White religious fundamentalist’s massacre in Louisiana, USA, cinema


This 24 July 2015 video from the USA is called John Russell Houser Is Louisiana Theater Shooter #Lafayette.

By Tom Hall in the USA:

Theater shooting leaves 3 dead, 9 wounded in Louisiana

25 July 2015

A gunman opened fire in a movie theater near downtown Lafayette on Thursday, killing two and wounding eight before turning the gun on himself.

This was at least the third mass shooting in the United States in little more than a month. It follows the massacre by Dylann Roof, a teenager influenced by white supremacism, at a black church in South Carolina in mid-June, and the shooting last Thursday by Mohammad Abdulazeez, a naturalized US citizen from Kuwait, at a Naval Reserve Center in Chattanooga, Tennessee.

Witnesses described a chaotic scene as moviegoers, some still bleeding from gunshot wounds, fled in a panic through the theater’s hallways and into the parking lot. “I saw a woman lying on the ground outside [the theater] with blood everywhere. She was shot in the leg,” one witness told the Daily Advertiser.

The gunman, identified as 59 year-old John Russell Houser, initially attracted no suspicion from fellow moviegoers as he sat and watched the beginning of the comedy film Trainwreck. …

Houser’s possible motivations for the attack are not yet known. Sparse Internet postings indicate a deep demoralization and anger infused with right-wing evangelical views. One post from his Facebook page in 2013 reads: “The bible doesn’t ask me to like what it says, only to obey it. Death comes soon to the financially failing filth farm called the US.” The post then links to a 2011 post from a Nigerian message board which reads “A Woman’s Place In The Church And The Weak Church Elder.”

Another post from Christmas of 2013 reads: “I believe you should be much stronger. The end to the modern day Rome comes soon.” It links to an article from another religious website which reads, “7 signs of a weak leader.”

> [Challenge A]
Reproduce the records word for word, everything from the line containing "svg-text:i: i <box>28 19 29 23</box>" down to the end of the records.

> [Records provided]
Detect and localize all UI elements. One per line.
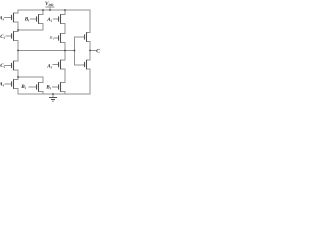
svg-text:i: i <box>28 19 29 23</box>
svg-text:i: i <box>3 84 4 88</box>
svg-text:i: i <box>4 65 5 69</box>
svg-text:i: i <box>51 66 52 70</box>
svg-text:i: i <box>51 19 52 23</box>
svg-text:i: i <box>3 18 4 22</box>
svg-text:DD: DD <box>47 3 54 7</box>
svg-text:i: i <box>25 86 26 90</box>
svg-text:B: B <box>49 35 53 40</box>
svg-text:i: i <box>4 36 5 40</box>
svg-text:i: i <box>50 87 51 91</box>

> [Challenge B]
List every person the Lafayette theater shooting text names as having carried out a shooting.

> [Task answer A]
svg-text:i: i <box>28 19 29 23</box>
svg-text:i: i <box>3 84 4 88</box>
svg-text:i: i <box>4 65 5 69</box>
svg-text:i: i <box>51 66 52 70</box>
svg-text:i: i <box>51 19 52 23</box>
svg-text:i: i <box>3 18 4 22</box>
svg-text:DD: DD <box>47 3 54 7</box>
svg-text:i: i <box>25 86 26 90</box>
svg-text:B: B <box>49 35 53 40</box>
svg-text:i: i <box>4 36 5 40</box>
svg-text:i: i <box>50 87 51 91</box>

> [Task answer B]
John Russell Houser
Dylann Roof
Mohammad Abdulazeez